» **Task directions**
Return each line of the data below exactly, omitting any pictures.

» **Data to use**
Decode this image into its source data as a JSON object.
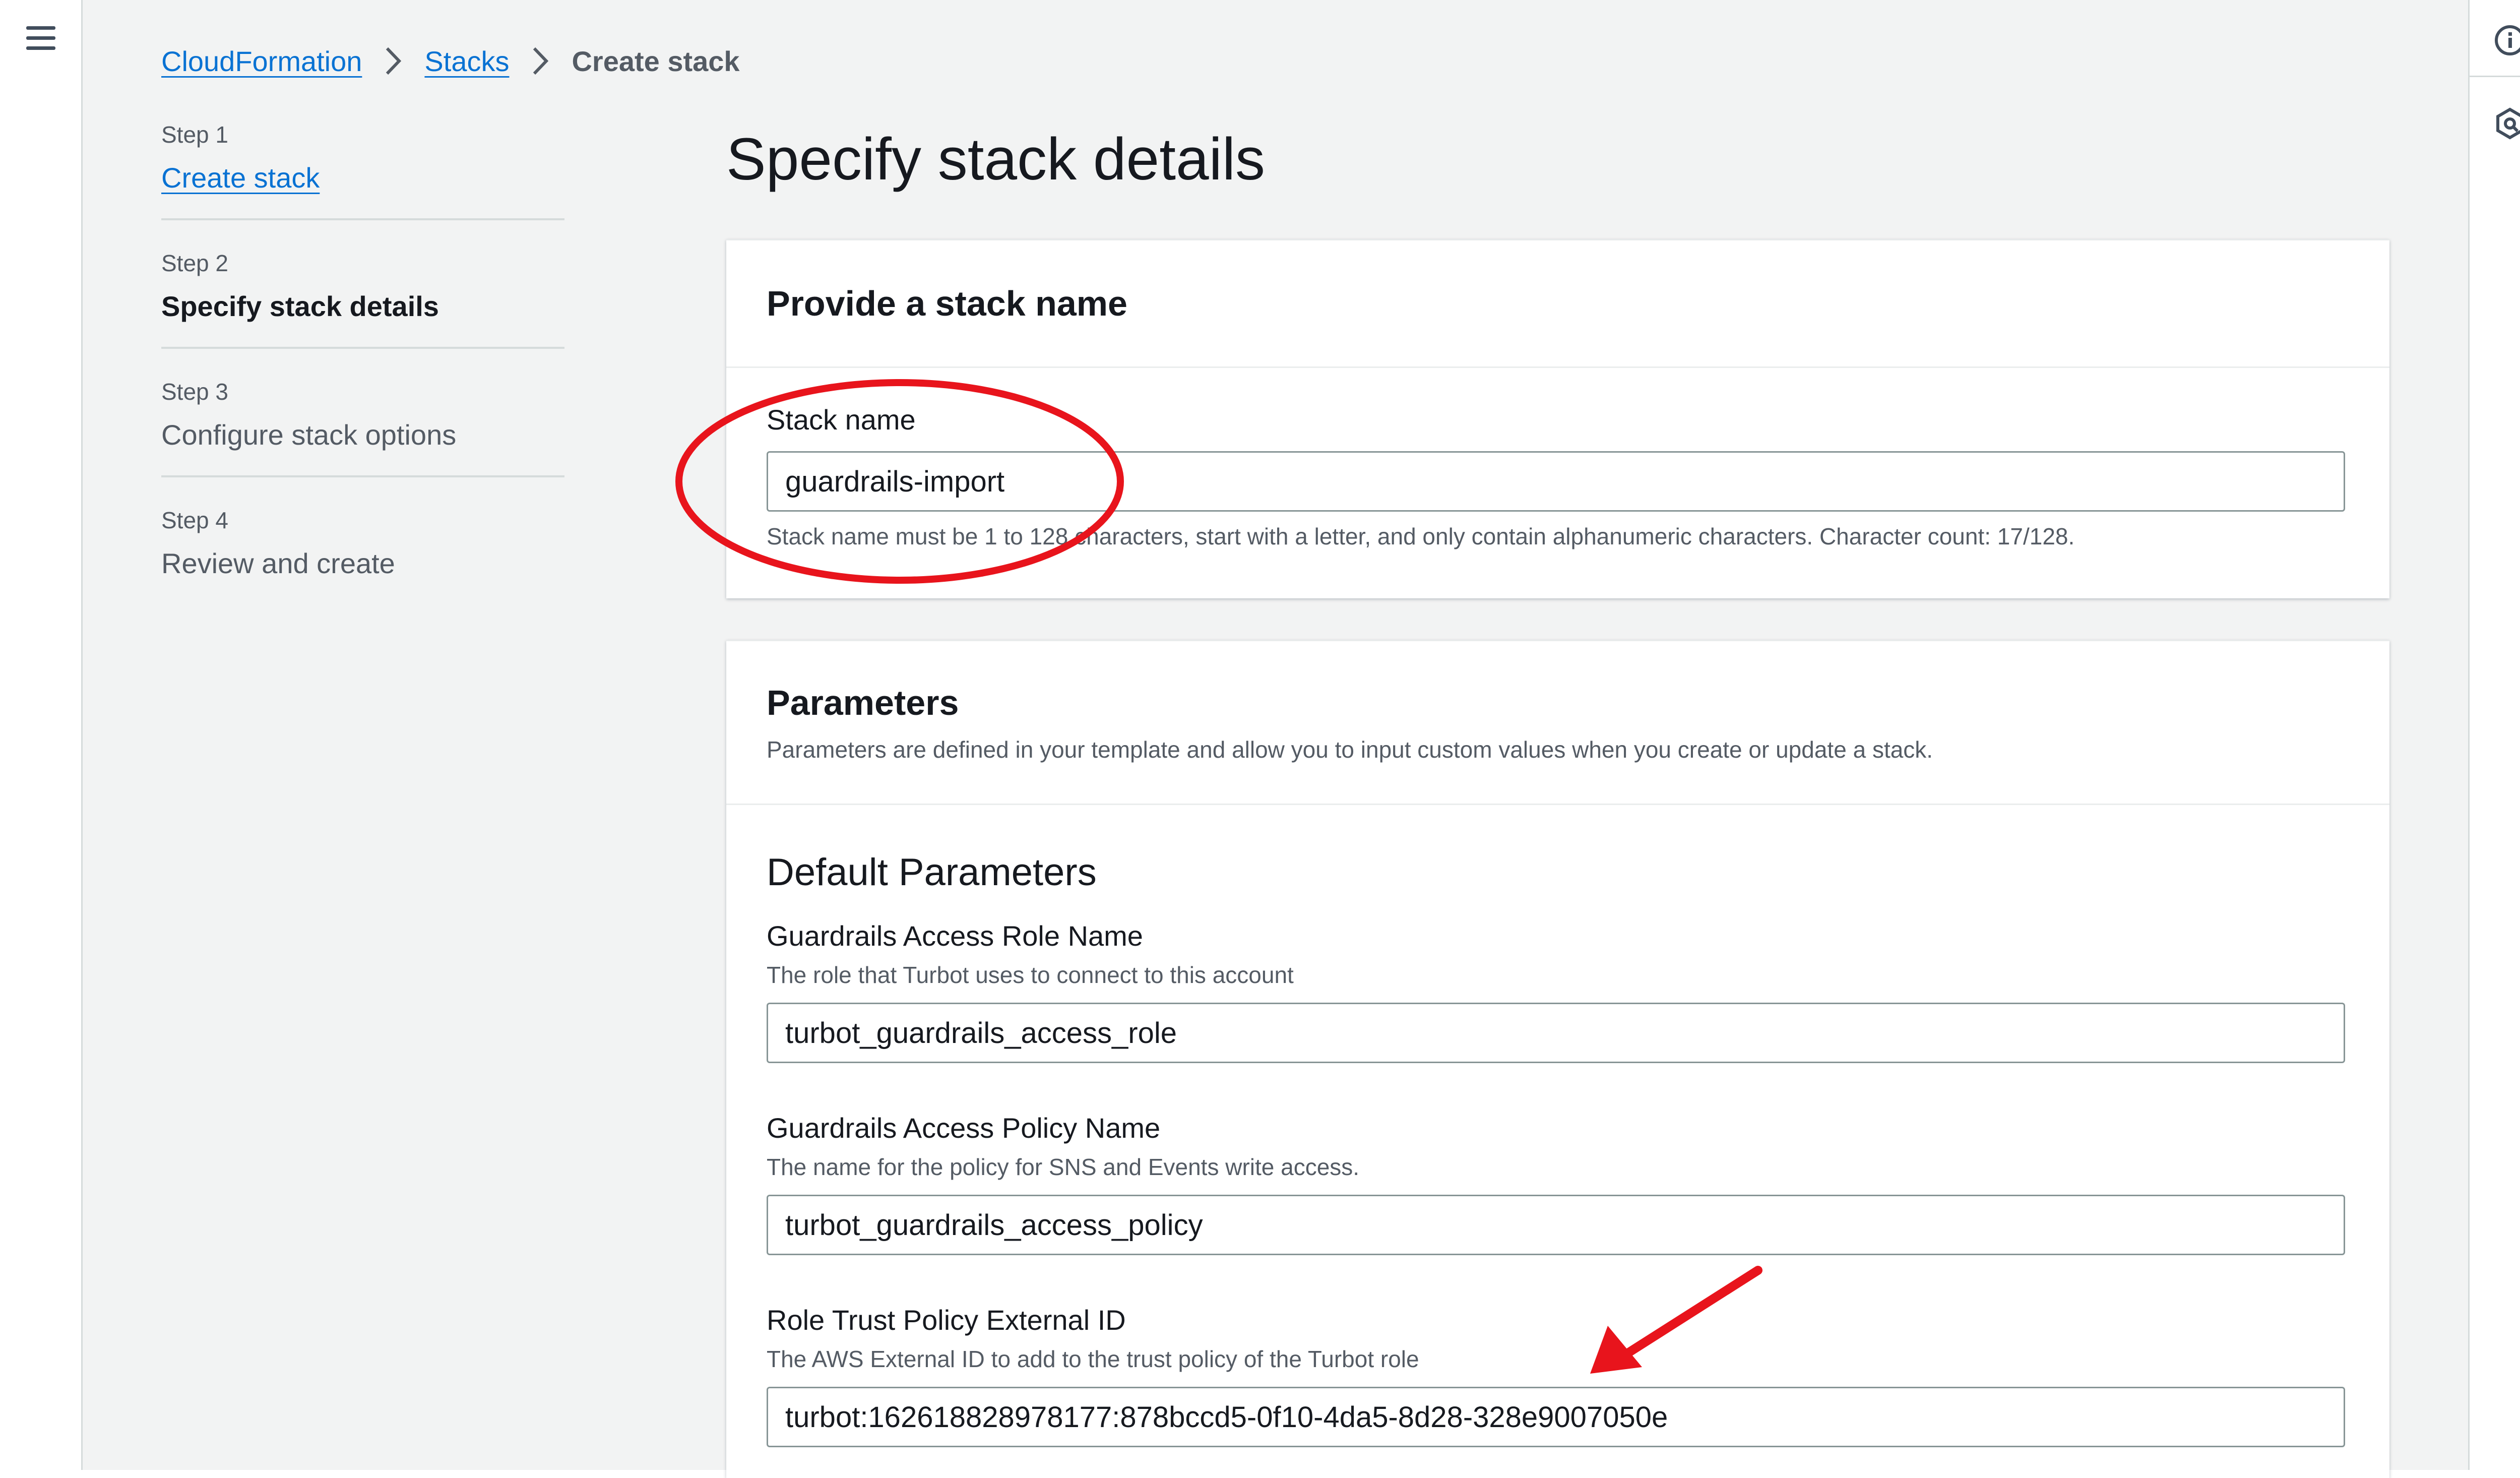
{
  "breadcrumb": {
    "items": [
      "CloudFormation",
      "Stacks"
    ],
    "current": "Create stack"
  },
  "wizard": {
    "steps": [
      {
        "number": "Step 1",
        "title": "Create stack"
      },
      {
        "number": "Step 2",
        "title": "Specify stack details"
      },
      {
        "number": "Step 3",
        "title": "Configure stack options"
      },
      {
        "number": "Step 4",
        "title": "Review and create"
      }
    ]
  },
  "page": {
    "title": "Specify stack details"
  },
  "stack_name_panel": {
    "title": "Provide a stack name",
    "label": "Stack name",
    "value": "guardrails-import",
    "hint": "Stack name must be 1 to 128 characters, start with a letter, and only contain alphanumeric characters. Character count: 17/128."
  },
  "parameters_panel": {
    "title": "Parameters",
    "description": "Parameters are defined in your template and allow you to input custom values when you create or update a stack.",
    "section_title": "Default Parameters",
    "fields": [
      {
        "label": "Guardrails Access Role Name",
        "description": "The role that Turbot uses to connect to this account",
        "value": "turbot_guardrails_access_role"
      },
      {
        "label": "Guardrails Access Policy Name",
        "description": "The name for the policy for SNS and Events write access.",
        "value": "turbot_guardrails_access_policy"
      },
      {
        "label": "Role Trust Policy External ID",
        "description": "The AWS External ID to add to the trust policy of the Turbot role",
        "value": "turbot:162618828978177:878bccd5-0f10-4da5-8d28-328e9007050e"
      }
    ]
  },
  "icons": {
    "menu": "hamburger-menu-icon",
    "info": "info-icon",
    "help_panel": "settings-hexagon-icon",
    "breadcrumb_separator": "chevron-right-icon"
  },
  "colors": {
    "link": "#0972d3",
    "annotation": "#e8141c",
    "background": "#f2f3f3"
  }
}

» **Answer to this task**
Decode this image into its source data as a JSON object.
{
  "breadcrumb": {
    "items": [
      "CloudFormation",
      "Stacks"
    ],
    "current": "Create stack"
  },
  "wizard": {
    "steps": [
      {
        "number": "Step 1",
        "title": "Create stack"
      },
      {
        "number": "Step 2",
        "title": "Specify stack details"
      },
      {
        "number": "Step 3",
        "title": "Configure stack options"
      },
      {
        "number": "Step 4",
        "title": "Review and create"
      }
    ]
  },
  "page": {
    "title": "Specify stack details"
  },
  "stack_name_panel": {
    "title": "Provide a stack name",
    "label": "Stack name",
    "value": "guardrails-import",
    "hint": "Stack name must be 1 to 128 characters, start with a letter, and only contain alphanumeric characters. Character count: 17/128."
  },
  "parameters_panel": {
    "title": "Parameters",
    "description": "Parameters are defined in your template and allow you to input custom values when you create or update a stack.",
    "section_title": "Default Parameters",
    "fields": [
      {
        "label": "Guardrails Access Role Name",
        "description": "The role that Turbot uses to connect to this account",
        "value": "turbot_guardrails_access_role"
      },
      {
        "label": "Guardrails Access Policy Name",
        "description": "The name for the policy for SNS and Events write access.",
        "value": "turbot_guardrails_access_policy"
      },
      {
        "label": "Role Trust Policy External ID",
        "description": "The AWS External ID to add to the trust policy of the Turbot role",
        "value": "turbot:162618828978177:878bccd5-0f10-4da5-8d28-328e9007050e"
      }
    ]
  },
  "icons": {
    "menu": "hamburger-menu-icon",
    "info": "info-icon",
    "help_panel": "settings-hexagon-icon",
    "breadcrumb_separator": "chevron-right-icon"
  },
  "colors": {
    "link": "#0972d3",
    "annotation": "#e8141c",
    "background": "#f2f3f3"
  }
}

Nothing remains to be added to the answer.